**** MATERIAL PROVIDED

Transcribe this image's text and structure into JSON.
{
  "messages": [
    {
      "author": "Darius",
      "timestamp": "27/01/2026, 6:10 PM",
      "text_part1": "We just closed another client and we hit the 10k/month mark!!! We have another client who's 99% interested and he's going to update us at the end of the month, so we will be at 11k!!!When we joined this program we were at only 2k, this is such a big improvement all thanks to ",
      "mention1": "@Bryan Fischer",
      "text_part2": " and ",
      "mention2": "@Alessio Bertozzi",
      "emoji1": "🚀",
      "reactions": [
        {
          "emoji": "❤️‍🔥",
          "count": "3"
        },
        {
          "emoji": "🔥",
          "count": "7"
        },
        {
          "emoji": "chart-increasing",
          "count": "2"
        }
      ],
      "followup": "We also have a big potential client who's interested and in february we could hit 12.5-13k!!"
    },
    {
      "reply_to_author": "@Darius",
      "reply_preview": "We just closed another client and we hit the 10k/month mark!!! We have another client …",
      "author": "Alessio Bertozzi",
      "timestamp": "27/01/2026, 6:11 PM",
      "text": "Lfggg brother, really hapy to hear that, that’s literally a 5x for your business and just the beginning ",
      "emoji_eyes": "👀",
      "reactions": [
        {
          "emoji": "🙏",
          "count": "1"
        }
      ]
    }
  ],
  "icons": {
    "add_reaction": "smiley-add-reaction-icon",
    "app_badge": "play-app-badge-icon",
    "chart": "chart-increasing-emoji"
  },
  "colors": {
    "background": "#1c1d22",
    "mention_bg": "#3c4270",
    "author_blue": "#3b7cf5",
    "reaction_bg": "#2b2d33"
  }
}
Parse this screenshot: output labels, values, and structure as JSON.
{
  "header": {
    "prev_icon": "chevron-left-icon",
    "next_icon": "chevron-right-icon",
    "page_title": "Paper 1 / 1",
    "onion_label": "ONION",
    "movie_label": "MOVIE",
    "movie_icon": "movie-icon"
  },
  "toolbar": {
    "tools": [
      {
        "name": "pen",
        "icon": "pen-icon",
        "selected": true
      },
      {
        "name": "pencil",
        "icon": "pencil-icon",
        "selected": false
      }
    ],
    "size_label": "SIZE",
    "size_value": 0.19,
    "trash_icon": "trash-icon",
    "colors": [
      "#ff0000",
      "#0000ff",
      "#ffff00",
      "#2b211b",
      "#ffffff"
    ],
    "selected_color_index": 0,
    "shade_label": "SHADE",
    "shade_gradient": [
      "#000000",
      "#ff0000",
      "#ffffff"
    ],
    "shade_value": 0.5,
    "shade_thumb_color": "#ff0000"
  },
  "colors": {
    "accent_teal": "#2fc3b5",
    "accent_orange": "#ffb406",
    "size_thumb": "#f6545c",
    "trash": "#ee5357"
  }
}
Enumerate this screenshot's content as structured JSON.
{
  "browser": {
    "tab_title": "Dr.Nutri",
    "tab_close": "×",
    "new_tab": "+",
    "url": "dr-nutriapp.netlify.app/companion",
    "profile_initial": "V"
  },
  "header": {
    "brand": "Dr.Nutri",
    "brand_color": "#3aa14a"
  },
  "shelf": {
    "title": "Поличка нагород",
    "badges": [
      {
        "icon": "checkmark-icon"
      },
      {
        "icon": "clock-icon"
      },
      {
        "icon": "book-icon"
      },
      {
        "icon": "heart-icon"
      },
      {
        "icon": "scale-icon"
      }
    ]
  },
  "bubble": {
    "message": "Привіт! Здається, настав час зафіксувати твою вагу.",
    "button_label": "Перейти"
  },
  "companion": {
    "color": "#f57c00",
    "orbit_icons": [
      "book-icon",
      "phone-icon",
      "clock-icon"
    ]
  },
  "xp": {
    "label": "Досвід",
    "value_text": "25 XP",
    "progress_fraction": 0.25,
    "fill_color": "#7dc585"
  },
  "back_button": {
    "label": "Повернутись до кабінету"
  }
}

********

REQUIREMENTS: Extract the listing in its entirety, matching it exactly.

ANSWER IN FULL:
Transcribe this image's text and structure into JSON.
{
  "messages": [
    {
      "author": "Darius",
      "timestamp": "27/01/2026, 6:10 PM",
      "text_part1": "We just closed another client and we hit the 10k/month mark!!! We have another client who's 99% interested and he's going to update us at the end of the month, so we will be at 11k!!!When we joined this program we were at only 2k, this is such a big improvement all thanks to ",
      "mention1": "@Bryan Fischer",
      "text_part2": " and ",
      "mention2": "@Alessio Bertozzi",
      "emoji1": "🚀",
      "reactions": [
        {
          "emoji": "❤️‍🔥",
          "count": "3"
        },
        {
          "emoji": "🔥",
          "count": "7"
        },
        {
          "emoji": "chart-increasing",
          "count": "2"
        }
      ],
      "followup": "We also have a big potential client who's interested and in february we could hit 12.5-13k!!"
    },
    {
      "reply_to_author": "@Darius",
      "reply_preview": "We just closed another client and we hit the 10k/month mark!!! We have another client …",
      "author": "Alessio Bertozzi",
      "timestamp": "27/01/2026, 6:11 PM",
      "text": "Lfggg brother, really hapy to hear that, that’s literally a 5x for your business and just the beginning ",
      "emoji_eyes": "👀",
      "reactions": [
        {
          "emoji": "🙏",
          "count": "1"
        }
      ]
    }
  ],
  "icons": {
    "add_reaction": "smiley-add-reaction-icon",
    "app_badge": "play-app-badge-icon",
    "chart": "chart-increasing-emoji"
  },
  "colors": {
    "background": "#1c1d22",
    "mention_bg": "#3c4270",
    "author_blue": "#3b7cf5",
    "reaction_bg": "#2b2d33"
  }
}
Parse this screenshot: output labels, values, and structure as JSON.
{
  "header": {
    "prev_icon": "chevron-left-icon",
    "next_icon": "chevron-right-icon",
    "page_title": "Paper 1 / 1",
    "onion_label": "ONION",
    "movie_label": "MOVIE",
    "movie_icon": "movie-icon"
  },
  "toolbar": {
    "tools": [
      {
        "name": "pen",
        "icon": "pen-icon",
        "selected": true
      },
      {
        "name": "pencil",
        "icon": "pencil-icon",
        "selected": false
      }
    ],
    "size_label": "SIZE",
    "size_value": 0.19,
    "trash_icon": "trash-icon",
    "colors": [
      "#ff0000",
      "#0000ff",
      "#ffff00",
      "#2b211b",
      "#ffffff"
    ],
    "selected_color_index": 0,
    "shade_label": "SHADE",
    "shade_gradient": [
      "#000000",
      "#ff0000",
      "#ffffff"
    ],
    "shade_value": 0.5,
    "shade_thumb_color": "#ff0000"
  },
  "colors": {
    "accent_teal": "#2fc3b5",
    "accent_orange": "#ffb406",
    "size_thumb": "#f6545c",
    "trash": "#ee5357"
  }
}
Enumerate this screenshot's content as structured JSON.
{
  "browser": {
    "tab_title": "Dr.Nutri",
    "tab_close": "×",
    "new_tab": "+",
    "url": "dr-nutriapp.netlify.app/companion",
    "profile_initial": "V"
  },
  "header": {
    "brand": "Dr.Nutri",
    "brand_color": "#3aa14a"
  },
  "shelf": {
    "title": "Поличка нагород",
    "badges": [
      {
        "icon": "checkmark-icon"
      },
      {
        "icon": "clock-icon"
      },
      {
        "icon": "book-icon"
      },
      {
        "icon": "heart-icon"
      },
      {
        "icon": "scale-icon"
      }
    ]
  },
  "bubble": {
    "message": "Привіт! Здається, настав час зафіксувати твою вагу.",
    "button_label": "Перейти"
  },
  "companion": {
    "color": "#f57c00",
    "orbit_icons": [
      "book-icon",
      "phone-icon",
      "clock-icon"
    ]
  },
  "xp": {
    "label": "Досвід",
    "value_text": "25 XP",
    "progress_fraction": 0.25,
    "fill_color": "#7dc585"
  },
  "back_button": {
    "label": "Повернутись до кабінету"
  }
}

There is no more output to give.